======== Input data ========
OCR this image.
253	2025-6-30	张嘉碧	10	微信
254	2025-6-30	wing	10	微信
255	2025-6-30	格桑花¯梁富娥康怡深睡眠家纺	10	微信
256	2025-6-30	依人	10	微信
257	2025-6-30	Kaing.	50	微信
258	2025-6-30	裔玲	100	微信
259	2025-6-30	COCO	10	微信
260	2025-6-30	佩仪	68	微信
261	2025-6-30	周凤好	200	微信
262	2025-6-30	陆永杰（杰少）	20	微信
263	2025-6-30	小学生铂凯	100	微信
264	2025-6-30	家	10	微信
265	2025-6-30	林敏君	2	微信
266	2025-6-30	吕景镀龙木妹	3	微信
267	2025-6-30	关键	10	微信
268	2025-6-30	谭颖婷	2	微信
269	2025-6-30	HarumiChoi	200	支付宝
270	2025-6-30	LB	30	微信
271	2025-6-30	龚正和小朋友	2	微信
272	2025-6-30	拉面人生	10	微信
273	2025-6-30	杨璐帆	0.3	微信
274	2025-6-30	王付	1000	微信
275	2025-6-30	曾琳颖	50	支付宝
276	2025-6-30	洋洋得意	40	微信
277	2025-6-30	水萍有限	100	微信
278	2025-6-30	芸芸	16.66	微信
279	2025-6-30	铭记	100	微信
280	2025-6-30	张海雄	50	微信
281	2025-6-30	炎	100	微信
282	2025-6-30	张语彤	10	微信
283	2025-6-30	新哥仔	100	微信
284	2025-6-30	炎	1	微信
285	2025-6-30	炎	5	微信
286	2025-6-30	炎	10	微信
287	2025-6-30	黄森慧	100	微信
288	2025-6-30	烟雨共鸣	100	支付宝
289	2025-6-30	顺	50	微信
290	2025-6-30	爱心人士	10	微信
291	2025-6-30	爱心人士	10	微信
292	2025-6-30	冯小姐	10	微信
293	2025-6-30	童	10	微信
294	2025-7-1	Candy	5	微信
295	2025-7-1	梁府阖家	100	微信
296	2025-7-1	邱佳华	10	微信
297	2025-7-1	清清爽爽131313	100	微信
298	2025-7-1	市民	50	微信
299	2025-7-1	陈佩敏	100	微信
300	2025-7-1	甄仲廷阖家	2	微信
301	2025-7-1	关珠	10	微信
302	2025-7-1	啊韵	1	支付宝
========
* **Task to complete**: Show every line from the entries above in which "爱心人士" appears.

* **Response to the task**:
290	2025-6-30	爱心人士	10	微信
291	2025-6-30	爱心人士	10	微信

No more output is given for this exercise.